# [What is required]
Repeat the data verbatim.

# [Records to process]
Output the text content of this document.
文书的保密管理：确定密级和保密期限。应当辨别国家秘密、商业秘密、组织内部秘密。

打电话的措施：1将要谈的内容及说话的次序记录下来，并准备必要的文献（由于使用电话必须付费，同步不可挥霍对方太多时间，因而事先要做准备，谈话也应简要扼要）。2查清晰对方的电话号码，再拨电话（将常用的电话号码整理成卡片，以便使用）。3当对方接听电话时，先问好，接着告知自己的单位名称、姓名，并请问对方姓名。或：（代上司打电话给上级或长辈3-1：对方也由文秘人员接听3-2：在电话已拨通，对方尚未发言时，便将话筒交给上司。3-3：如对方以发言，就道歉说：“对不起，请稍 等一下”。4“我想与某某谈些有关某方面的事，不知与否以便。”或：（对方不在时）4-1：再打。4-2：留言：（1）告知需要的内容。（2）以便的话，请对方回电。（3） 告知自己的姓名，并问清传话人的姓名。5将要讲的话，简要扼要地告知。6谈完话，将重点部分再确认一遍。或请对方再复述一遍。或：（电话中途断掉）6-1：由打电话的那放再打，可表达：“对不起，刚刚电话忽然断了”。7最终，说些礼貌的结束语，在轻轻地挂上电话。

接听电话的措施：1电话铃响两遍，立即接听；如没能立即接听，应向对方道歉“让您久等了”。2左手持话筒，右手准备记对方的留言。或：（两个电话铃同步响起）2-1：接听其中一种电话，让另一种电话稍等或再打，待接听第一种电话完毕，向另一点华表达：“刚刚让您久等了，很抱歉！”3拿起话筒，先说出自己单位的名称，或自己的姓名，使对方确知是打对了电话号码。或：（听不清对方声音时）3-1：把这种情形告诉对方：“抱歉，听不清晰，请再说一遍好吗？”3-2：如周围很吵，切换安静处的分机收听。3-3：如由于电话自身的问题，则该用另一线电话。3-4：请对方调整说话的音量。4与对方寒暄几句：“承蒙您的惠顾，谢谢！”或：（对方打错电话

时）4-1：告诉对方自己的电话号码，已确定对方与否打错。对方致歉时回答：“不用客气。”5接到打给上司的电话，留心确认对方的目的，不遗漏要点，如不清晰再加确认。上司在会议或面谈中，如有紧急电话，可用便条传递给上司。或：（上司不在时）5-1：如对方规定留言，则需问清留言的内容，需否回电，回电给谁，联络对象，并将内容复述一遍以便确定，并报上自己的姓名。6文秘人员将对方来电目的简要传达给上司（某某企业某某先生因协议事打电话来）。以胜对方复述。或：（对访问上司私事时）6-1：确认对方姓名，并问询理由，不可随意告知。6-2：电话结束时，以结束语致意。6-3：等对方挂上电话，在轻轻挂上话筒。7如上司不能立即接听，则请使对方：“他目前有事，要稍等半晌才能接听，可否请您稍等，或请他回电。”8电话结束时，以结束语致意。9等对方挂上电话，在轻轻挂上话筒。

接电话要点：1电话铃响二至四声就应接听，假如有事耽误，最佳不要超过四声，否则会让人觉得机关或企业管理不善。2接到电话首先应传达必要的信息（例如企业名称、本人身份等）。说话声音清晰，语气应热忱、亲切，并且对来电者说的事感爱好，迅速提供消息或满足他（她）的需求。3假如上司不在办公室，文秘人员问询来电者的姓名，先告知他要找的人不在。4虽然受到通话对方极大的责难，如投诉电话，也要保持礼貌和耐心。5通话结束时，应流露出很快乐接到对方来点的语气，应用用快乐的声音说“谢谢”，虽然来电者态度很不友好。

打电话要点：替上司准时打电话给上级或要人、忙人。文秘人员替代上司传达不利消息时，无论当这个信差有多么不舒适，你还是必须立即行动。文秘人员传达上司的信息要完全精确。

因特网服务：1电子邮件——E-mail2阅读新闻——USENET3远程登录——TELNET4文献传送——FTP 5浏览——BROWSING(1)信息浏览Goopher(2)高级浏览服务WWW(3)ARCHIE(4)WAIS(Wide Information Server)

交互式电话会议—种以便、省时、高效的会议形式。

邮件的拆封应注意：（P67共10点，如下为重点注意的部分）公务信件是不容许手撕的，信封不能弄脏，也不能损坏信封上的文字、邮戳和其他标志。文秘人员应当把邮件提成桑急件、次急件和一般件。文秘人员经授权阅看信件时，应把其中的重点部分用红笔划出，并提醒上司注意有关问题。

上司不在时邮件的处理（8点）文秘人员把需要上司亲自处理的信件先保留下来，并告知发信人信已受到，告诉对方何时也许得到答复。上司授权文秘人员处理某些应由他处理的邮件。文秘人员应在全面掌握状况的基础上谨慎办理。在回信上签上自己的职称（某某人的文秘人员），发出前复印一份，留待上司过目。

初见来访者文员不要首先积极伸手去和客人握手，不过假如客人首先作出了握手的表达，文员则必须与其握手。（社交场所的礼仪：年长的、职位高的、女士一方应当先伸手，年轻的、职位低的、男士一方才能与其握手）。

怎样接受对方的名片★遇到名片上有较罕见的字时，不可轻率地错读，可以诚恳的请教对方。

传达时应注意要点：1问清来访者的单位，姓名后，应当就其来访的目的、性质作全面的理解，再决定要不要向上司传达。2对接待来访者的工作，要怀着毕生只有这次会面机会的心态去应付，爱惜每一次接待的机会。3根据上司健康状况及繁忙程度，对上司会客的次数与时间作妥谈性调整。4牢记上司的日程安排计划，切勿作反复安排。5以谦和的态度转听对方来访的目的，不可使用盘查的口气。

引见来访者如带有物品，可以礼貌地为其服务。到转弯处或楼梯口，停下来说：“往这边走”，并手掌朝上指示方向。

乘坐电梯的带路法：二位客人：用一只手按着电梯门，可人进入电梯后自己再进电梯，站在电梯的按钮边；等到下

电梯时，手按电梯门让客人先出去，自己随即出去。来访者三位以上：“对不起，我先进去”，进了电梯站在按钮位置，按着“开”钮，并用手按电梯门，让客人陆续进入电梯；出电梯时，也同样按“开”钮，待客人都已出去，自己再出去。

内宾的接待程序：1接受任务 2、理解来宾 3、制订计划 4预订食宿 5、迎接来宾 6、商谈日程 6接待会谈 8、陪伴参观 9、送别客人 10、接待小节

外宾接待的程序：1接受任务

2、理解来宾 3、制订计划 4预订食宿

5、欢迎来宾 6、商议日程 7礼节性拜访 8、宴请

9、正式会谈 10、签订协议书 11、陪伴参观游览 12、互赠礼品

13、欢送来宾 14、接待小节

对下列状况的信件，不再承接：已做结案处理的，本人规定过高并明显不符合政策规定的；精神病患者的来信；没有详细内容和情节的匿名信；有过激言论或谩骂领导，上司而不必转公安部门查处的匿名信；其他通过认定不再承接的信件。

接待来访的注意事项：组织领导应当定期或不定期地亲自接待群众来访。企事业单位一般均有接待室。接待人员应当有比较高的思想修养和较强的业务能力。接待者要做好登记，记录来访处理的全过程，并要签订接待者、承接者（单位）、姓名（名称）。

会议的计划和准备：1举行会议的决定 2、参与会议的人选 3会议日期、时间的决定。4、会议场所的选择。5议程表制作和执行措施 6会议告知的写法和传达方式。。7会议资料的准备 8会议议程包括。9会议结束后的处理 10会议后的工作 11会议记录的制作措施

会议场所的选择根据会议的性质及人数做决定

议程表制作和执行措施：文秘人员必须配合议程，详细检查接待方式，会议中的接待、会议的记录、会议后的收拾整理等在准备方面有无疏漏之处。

# [Solution to this exercise]
Output the text content of this document.
文书的保密管理：确定密级和保密期限。应当辨别国家秘密、商业秘密、组织内部秘密。

打电话的措施：1将要谈的内容及说话的次序记录下来，并准备必要的文献（由于使用电话必须付费，同步不可挥霍对方太多时间，因而事先要做准备，谈话也应简要扼要）。2查清晰对方的电话号码，再拨电话（将常用的电话号码整理成卡片，以便使用）。3当对方接听电话时，先问好，接着告知自己的单位名称、姓名，并请问对方姓名。或：（代上司打电话给上级或长辈3-1：对方也由文秘人员接听3-2：在电话已拨通，对方尚未发言时，便将话筒交给上司。3-3：如对方以发言，就道歉说：“对不起，请稍 等一下”。4“我想与某某谈些有关某方面的事，不知与否以便。”或：（对方不在时）4-1：再打。4-2：留言：（1）告知需要的内容。（2）以便的话，请对方回电。（3） 告知自己的姓名，并问清传话人的姓名。5将要讲的话，简要扼要地告知。6谈完话，将重点部分再确认一遍。或请对方再复述一遍。或：（电话中途断掉）6-1：由打电话的那放再打，可表达：“对不起，刚刚电话忽然断了”。7最终，说些礼貌的结束语，在轻轻地挂上电话。

接听电话的措施：1电话铃响两遍，立即接听；如没能立即接听，应向对方道歉“让您久等了”。2左手持话筒，右手准备记对方的留言。或：（两个电话铃同步响起）2-1：接听其中一种电话，让另一种电话稍等或再打，待接听第一种电话完毕，向另一点华表达：“刚刚让您久等了，很抱歉！”3拿起话筒，先说出自己单位的名称，或自己的姓名，使对方确知是打对了电话号码。或：（听不清对方声音时）3-1：把这种情形告诉对方：“抱歉，听不清晰，请再说一遍好吗？”3-2：如周围很吵，切换安静处的分机收听。3-3：如由于电话自身的问题，则该用另一线电话。3-4：请对方调整说话的音量。4与对方寒暄几句：“承蒙您的惠顾，谢谢！”或：（对方打错电话

时）4-1：告诉对方自己的电话号码，已确定对方与否打错。对方致歉时回答：“不用客气。”5接到打给上司的电话，留心确认对方的目的，不遗漏要点，如不清晰再加确认。上司在会议或面谈中，如有紧急电话，可用便条传递给上司。或：（上司不在时）5-1：如对方规定留言，则需问清留言的内容，需否回电，回电给谁，联络对象，并将内容复述一遍以便确定，并报上自己的姓名。6文秘人员将对方来电目的简要传达给上司（某某企业某某先生因协议事打电话来）。以胜对方复述。或：（对访问上司私事时）6-1：确认对方姓名，并问询理由，不可随意告知。6-2：电话结束时，以结束语致意。6-3：等对方挂上电话，在轻轻挂上话筒。7如上司不能立即接听，则请使对方：“他目前有事，要稍等半晌才能接听，可否请您稍等，或请他回电。”8电话结束时，以结束语致意。9等对方挂上电话，在轻轻挂上话筒。

接电话要点：1电话铃响二至四声就应接听，假如有事耽误，最佳不要超过四声，否则会让人觉得机关或企业管理不善。2接到电话首先应传达必要的信息（例如企业名称、本人身份等）。说话声音清晰，语气应热忱、亲切，并且对来电者说的事感爱好，迅速提供消息或满足他（她）的需求。3假如上司不在办公室，文秘人员问询来电者的姓名，先告知他要找的人不在。4虽然受到通话对方极大的责难，如投诉电话，也要保持礼貌和耐心。5通话结束时，应流露出很快乐接到对方来点的语气，应用用快乐的声音说“谢谢”，虽然来电者态度很不友好。

打电话要点：替上司准时打电话给上级或要人、忙人。文秘人员替代上司传达不利消息时，无论当这个信差有多么不舒适，你还是必须立即行动。文秘人员传达上司的信息要完全精确。

因特网服务：1电子邮件——E-mail2阅读新闻——USENET3远程登录——TELNET4文献传送——FTP 5浏览——BROWSING(1)信息浏览Goopher(2)高级浏览服务WWW(3)ARCHIE(4)WAIS(Wide Information Server)

交互式电话会议—种以便、省时、高效的会议形式。

邮件的拆封应注意：（P67共10点，如下为重点注意的部分）公务信件是不容许手撕的，信封不能弄脏，也不能损坏信封上的文字、邮戳和其他标志。文秘人员应当把邮件提成桑急件、次急件和一般件。文秘人员经授权阅看信件时，应把其中的重点部分用红笔划出，并提醒上司注意有关问题。

上司不在时邮件的处理（8点）文秘人员把需要上司亲自处理的信件先保留下来，并告知发信人信已受到，告诉对方何时也许得到答复。上司授权文秘人员处理某些应由他处理的邮件。文秘人员应在全面掌握状况的基础上谨慎办理。在回信上签上自己的职称（某某人的文秘人员），发出前复印一份，留待上司过目。

初见来访者文员不要首先积极伸手去和客人握手，不过假如客人首先作出了握手的表达，文员则必须与其握手。（社交场所的礼仪：年长的、职位高的、女士一方应当先伸手，年轻的、职位低的、男士一方才能与其握手）。

怎样接受对方的名片★遇到名片上有较罕见的字时，不可轻率地错读，可以诚恳的请教对方。

传达时应注意要点：1问清来访者的单位，姓名后，应当就其来访的目的、性质作全面的理解，再决定要不要向上司传达。2对接待来访者的工作，要怀着毕生只有这次会面机会的心态去应付，爱惜每一次接待的机会。3根据上司健康状况及繁忙程度，对上司会客的次数与时间作妥谈性调整。4牢记上司的日程安排计划，切勿作反复安排。5以谦和的态度转听对方来访的目的，不可使用盘查的口气。

引见来访者如带有物品，可以礼貌地为其服务。到转弯处或楼梯口，停下来说：“往这边走”，并手掌朝上指示方向。

乘坐电梯的带路法：二位客人：用一只手按着电梯门，可人进入电梯后自己再进电梯，站在电梯的按钮边；等到下

电梯时，手按电梯门让客人先出去，自己随即出去。来访者三位以上：“对不起，我先进去”，进了电梯站在按钮位置，按着“开”钮，并用手按电梯门，让客人陆续进入电梯；出电梯时，也同样按“开”钮，待客人都已出去，自己再出去。

内宾的接待程序：1接受任务 2、理解来宾 3、制订计划 4预订食宿 5、迎接来宾 6、商谈日程 6接待会谈 8、陪伴参观 9、送别客人 10、接待小节

外宾接待的程序：1接受任务

2、理解来宾 3、制订计划 4预订食宿

5、欢迎来宾 6、商议日程 7礼节性拜访 8、宴请

9、正式会谈 10、签订协议书 11、陪伴参观游览 12、互赠礼品

13、欢送来宾 14、接待小节

对下列状况的信件，不再承接：已做结案处理的，本人规定过高并明显不符合政策规定的；精神病患者的来信；没有详细内容和情节的匿名信；有过激言论或谩骂领导，上司而不必转公安部门查处的匿名信；其他通过认定不再承接的信件。

接待来访的注意事项：组织领导应当定期或不定期地亲自接待群众来访。企事业单位一般均有接待室。接待人员应当有比较高的思想修养和较强的业务能力。接待者要做好登记，记录来访处理的全过程，并要签订接待者、承接者（单位）、姓名（名称）。

会议的计划和准备：1举行会议的决定 2、参与会议的人选 3会议日期、时间的决定。4、会议场所的选择。5议程表制作和执行措施 6会议告知的写法和传达方式。。7会议资料的准备 8会议议程包括。9会议结束后的处理 10会议后的工作 11会议记录的制作措施

会议场所的选择根据会议的性质及人数做决定

议程表制作和执行措施：文秘人员必须配合议程，详细检查接待方式，会议中的接待、会议的记录、会议后的收拾整理等在准备方面有无疏漏之处。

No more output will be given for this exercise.